**REQUIREMENT:** List each line of the data that holds the word "Prouincialis".

**TASK INPUT:**
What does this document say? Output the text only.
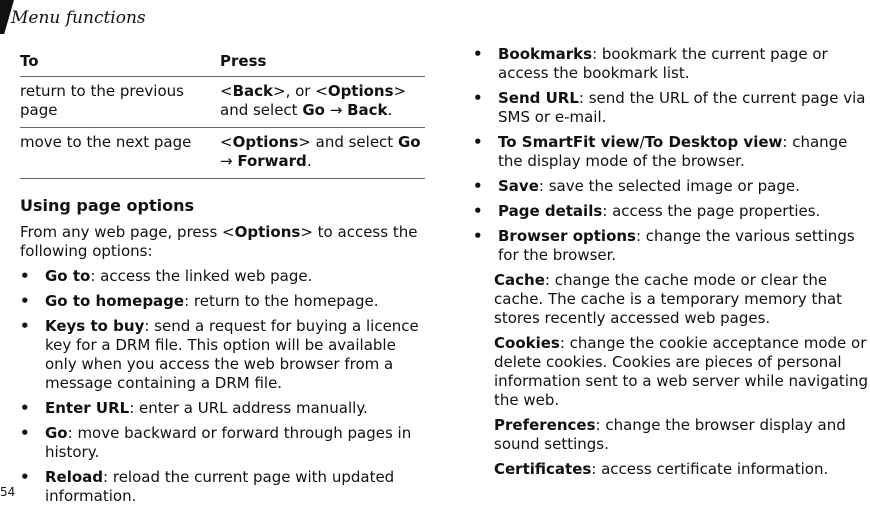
Menu functions
To	Press
return to the previous page	<Back>, or <Options> and select Go → Back.
move to the next page	<Options> and select Go → Forward.
Using page options

From any web page, press <Options> to access the following options:

• Go to: access the linked web page.
• Go to homepage: return to the homepage.
• Keys to buy: send a request for buying a licence key for a DRM file. This option will be available only when you access the web browser from a message containing a DRM file.
• Enter URL: enter a URL address manually.
• Go: move backward or forward through pages in history.
• Reload: reload the current page with updated information.
• Bookmarks: bookmark the current page or access the bookmark list.
• Send URL: send the URL of the current page via SMS or e-mail.
• To SmartFit view/To Desktop view: change the display mode of the browser.
• Save: save the selected image or page.
• Page details: access the page properties.
• Browser options: change the various settings for the browser.

Cache: change the cache mode or clear the cache. The cache is a temporary memory that stores recently accessed web pages.

Cookies: change the cookie acceptance mode or delete cookies. Cookies are pieces of personal information sent to a web server while navigating the web.

Preferences: change the browser display and sound settings.

Certificates: access certificate information.

54
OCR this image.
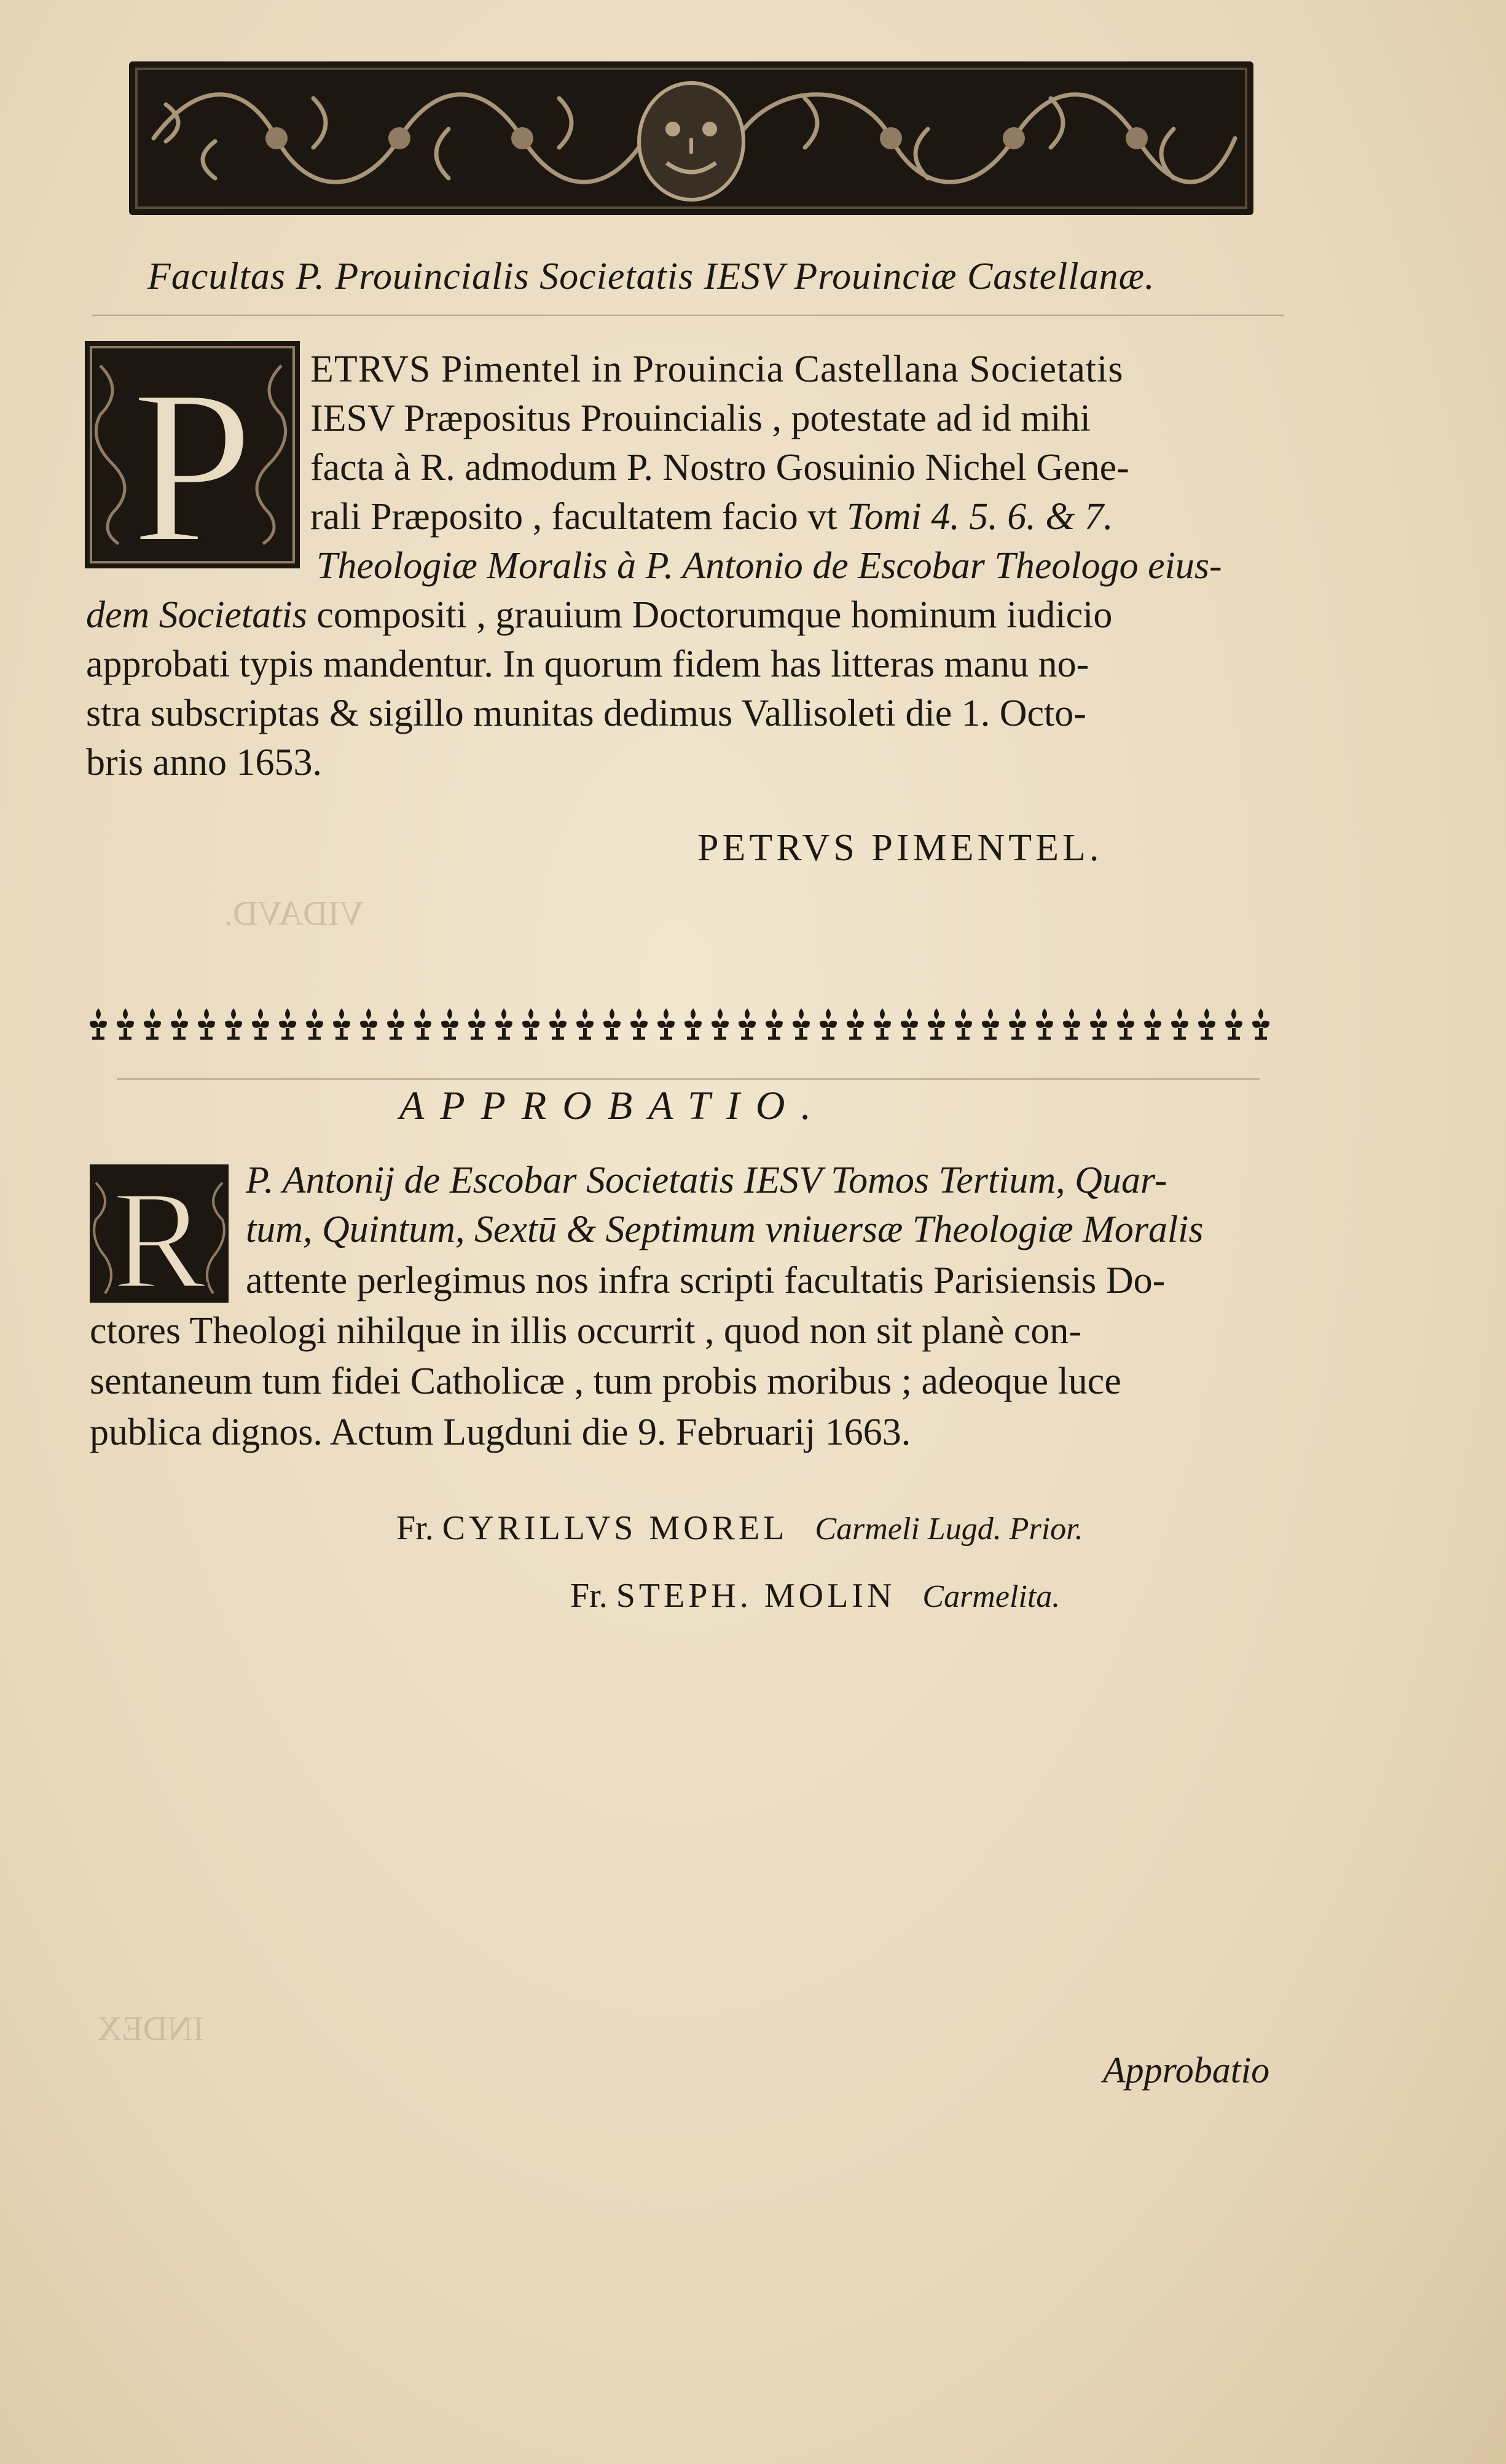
VIDAVD.
INDEX
Facultas P. Prouincialis Societatis IESV Prouinciæ Castellanæ.
P ETRVS Pimentel in Prouincia Castellana Societatis
IESV Præpositus Prouincialis , potestate ad id mihi
facta à R. admodum P. Nostro Gosuinio Nichel Gene-
rali Præposito , facultatem facio vt Tomi 4. 5. 6. & 7.
Theologiæ Moralis à P. Antonio de Escobar Theologo eius-
dem Societatis compositi , grauium Doctorumque hominum iudicio
approbati typis mandentur. In quorum fidem has litteras manu no-
stra subscriptas & sigillo munitas dedimus Vallisoleti die 1. Octo-
bris anno 1653.
PETRVS PIMENTEL.
APPROBATIO.
R P. Antonij de Escobar Societatis IESV Tomos Tertium, Quar-
tum, Quintum, Sextū & Septimum vniuersæ Theologiæ Moralis
attente perlegimus nos infra scripti facultatis Parisiensis Do-
ctores Theologi nihilque in illis occurrit , quod non sit planè con-
sentaneum tum fidei Catholicæ , tum probis moribus ; adeoque luce
publica dignos. Actum Lugduni die 9. Februarij 1663.
Fr. CYRILLVS MOREL Carmeli Lugd. Prior.
Fr. STEPH. MOLIN Carmelita.
Approbatio
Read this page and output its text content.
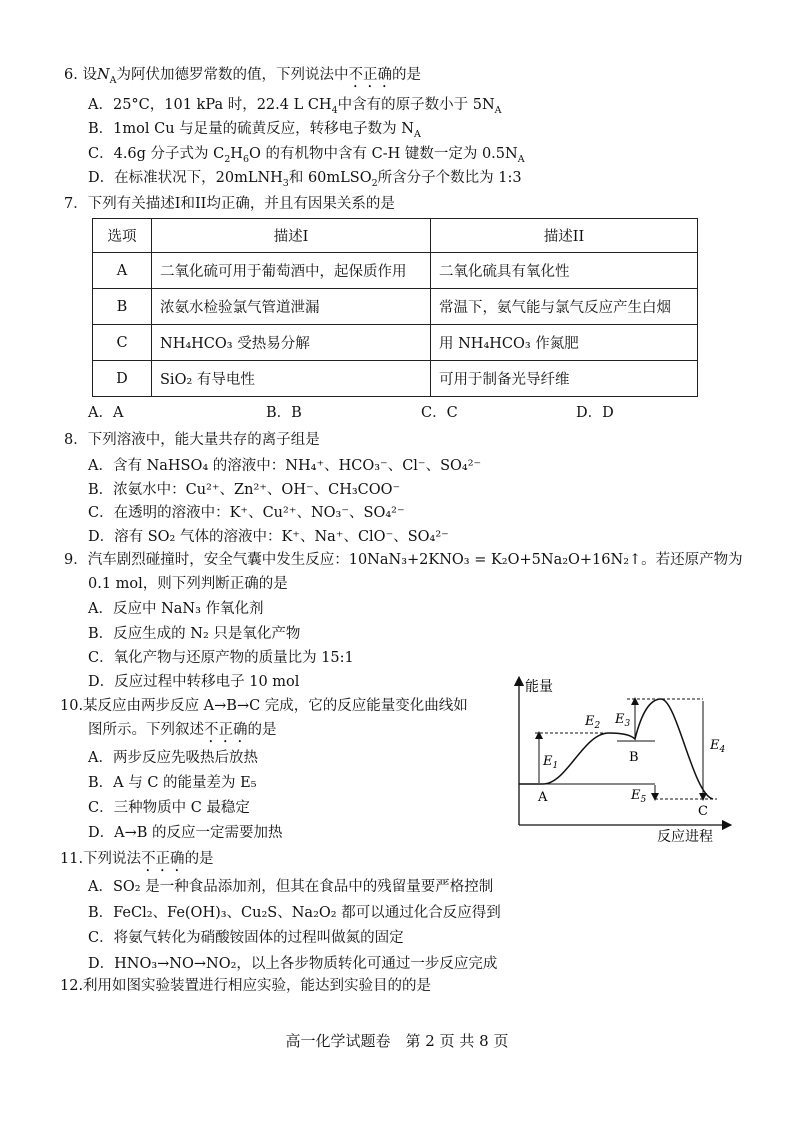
6. 设$N_A$为阿伏加德罗常数的值，下列说法中不正确的是
A．25°C，101 kPa 时，22.4 L $CH_4$中含有的原子数小于 $5N_A$
B．1mol Cu 与足量的硫黄反应，转移电子数为 $N_A$
C．4.6g 分子式为 $C_2H_6O$ 的有机物中含有 C-H 键数一定为 $0.5N_A$
D．在标准状况下，20mLNH$_3$和 60mLSO$_2$所含分子个数比为 1:3
7．下列有关描述I和II均正确，并且有因果关系的是
选项	描述I	描述II
A	二氧化硫可用于葡萄酒中，起保质作用	二氧化硫具有氧化性
B	浓氨水检验氯气管道泄漏	常温下，氨气能与氯气反应产生白烟
C	NH₄HCO₃ 受热易分解	用 NH₄HCO₃ 作氮肥
D	SiO₂ 有导电性	可用于制备光导纤维
A．A	B．B	C．C	D．D
8．下列溶液中，能大量共存的离子组是
A．含有 NaHSO₄ 的溶液中：NH₄⁺、HCO₃⁻、Cl⁻、SO₄²⁻
B．浓氨水中：Cu²⁺、Zn²⁺、OH⁻、CH₃COO⁻
C．在透明的溶液中：K⁺、Cu²⁺、NO₃⁻、SO₄²⁻
D．溶有 SO₂ 气体的溶液中：K⁺、Na⁺、ClO⁻、SO₄²⁻
9．汽车剧烈碰撞时，安全气囊中发生反应：10NaN₃+2KNO₃ = K₂O+5Na₂O+16N₂↑。若还原产物为
0.1 mol，则下列判断正确的是
A．反应中 NaN₃ 作氧化剂
B．反应生成的 N₂ 只是氧化产物
C．氧化产物与还原产物的质量比为 15:1
D．反应过程中转移电子 10 mol
10.某反应由两步反应 A→B→C 完成，它的反应能量变化曲线如
图所示。下列叙述不正确的是
A．两步反应先吸热后放热
B．A 与 C 的能量差为 E₅
C．三种物质中 C 最稳定
D．A→B 的反应一定需要加热
能量
A
B
C
$E_1$
$E_2$ $E_3$
$E_4$
$E_5$
反应进程
11.下列说法不正确的是
A．SO₂ 是一种食品添加剂，但其在食品中的残留量要严格控制
B．FeCl₂、Fe(OH)₃、Cu₂S、Na₂O₂ 都可以通过化合反应得到
C．将氨气转化为硝酸铵固体的过程叫做氮的固定
D．HNO₃→NO→NO₂，以上各步物质转化可通过一步反应完成
12.利用如图实验装置进行相应实验，能达到实验目的的是
高一化学试题卷　第 2 页 共 8 页
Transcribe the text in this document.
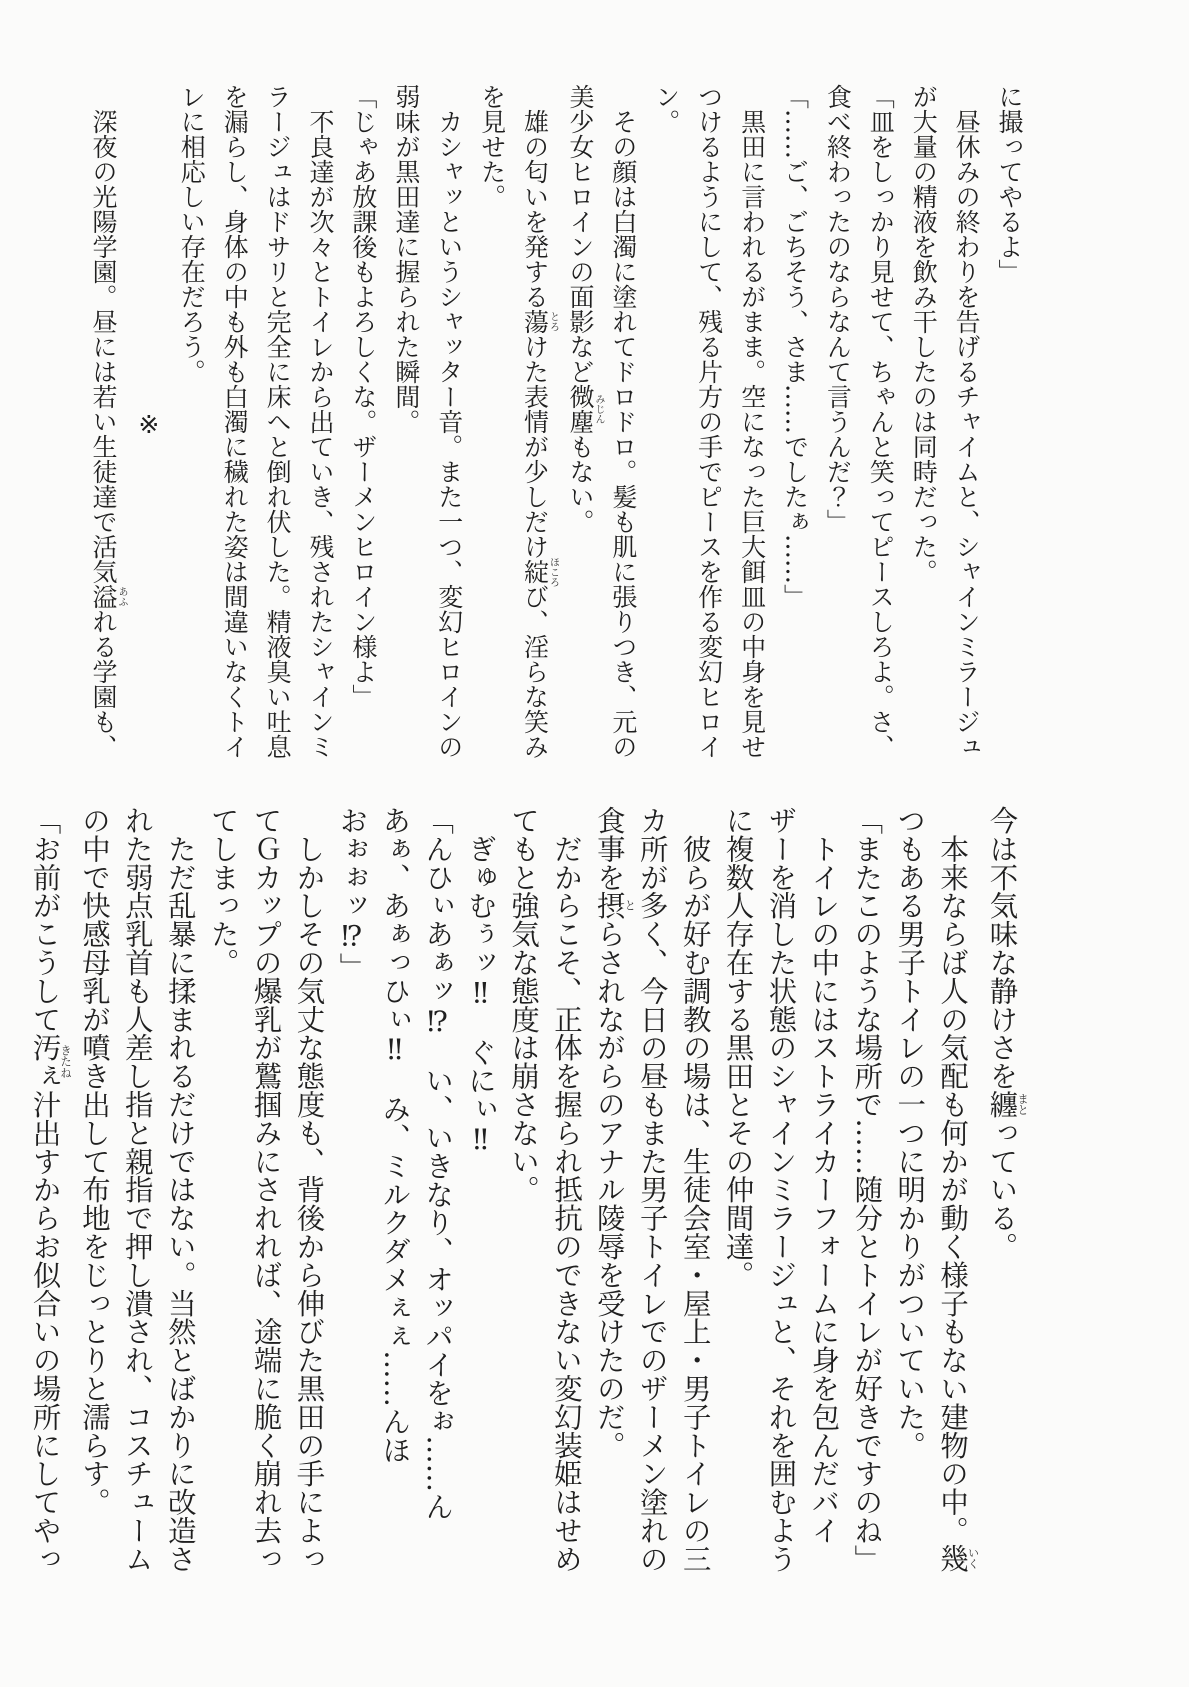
に撮ってやるよ」

　昼休みの終わりを告げるチャイムと、シャインミラージュが大量の精液を飲み干したのは同時だった。

「皿をしっかり見せて、ちゃんと笑ってピースしろよ。さ、食べ終わったのならなんて言うんだ？」

「……ご、ごちそう、さま……でしたぁ……」

　黒田に言われるがまま。空になった巨大餌皿の中身を見せつけるようにして、残る片方の手でピースを作る変幻ヒロイン。

　その顔は白濁に塗れてドロドロ。髪も肌に張りつき、元の美少女ヒロインの面影など微塵みじんもない。

　雄の匂いを発する蕩とろけた表情が少しだけ綻ほころび、淫らな笑みを見せた。

　カシャッというシャッター音。また一つ、変幻ヒロインの弱味が黒田達に握られた瞬間。

「じゃあ放課後もよろしくな。ザーメンヒロイン様よ」

　不良達が次々とトイレから出ていき、残されたシャインミラージュはドサリと完全に床へと倒れ伏した。精液臭い吐息を漏らし、身体の中も外も白濁に穢れた姿は間違いなくトイレに相応しい存在だろう。

※

　深夜の光陽学園。昼には若い生徒達で活気溢あふれる学園も、

今は不気味な静けさを纏まとっている。

　本来ならば人の気配も何かが動く様子もない建物の中。幾いくつもある男子トイレの一つに明かりがついていた。

「またこのような場所で……随分とトイレが好きですのね」

　トイレの中にはストライカーフォームに身を包んだバイザーを消した状態のシャインミラージュと、それを囲むように複数人存在する黒田とその仲間達。

　彼らが好む調教の場は、生徒会室・屋上・男子トイレの三カ所が多く、今日の昼もまた男子トイレでのザーメン塗れの食事を摂とらされながらのアナル陵辱を受けたのだ。

　だからこそ、正体を握られ抵抗のできない変幻装姫はせめてもと強気な態度は崩さない。

　ぎゅむぅッ‼　ぐにぃ‼

「んひぃあぁッ⁉　い、いきなり、オッパイをぉ……んあぁ、あぁっひぃ‼　み、ミルクダメぇぇ……んほおぉぉッ⁉」

　しかしその気丈な態度も、背後から伸びた黒田の手によってＧカップの爆乳が鷲掴みにされれば、途端に脆く崩れ去ってしまった。

　ただ乱暴に揉まれるだけではない。当然とばかりに改造された弱点乳首も人差し指と親指で押し潰され、コスチュームの中で快感母乳が噴き出して布地をじっとりと濡らす。

「お前がこうして汚ぇきたね汁出すからお似合いの場所にしてやっ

**EXERCISE ANSWER:**
Facultas P. Prouincialis Societatis IESV Prouinciæ Castellanæ.
IESV Præpositus Prouincialis , potestate ad id mihi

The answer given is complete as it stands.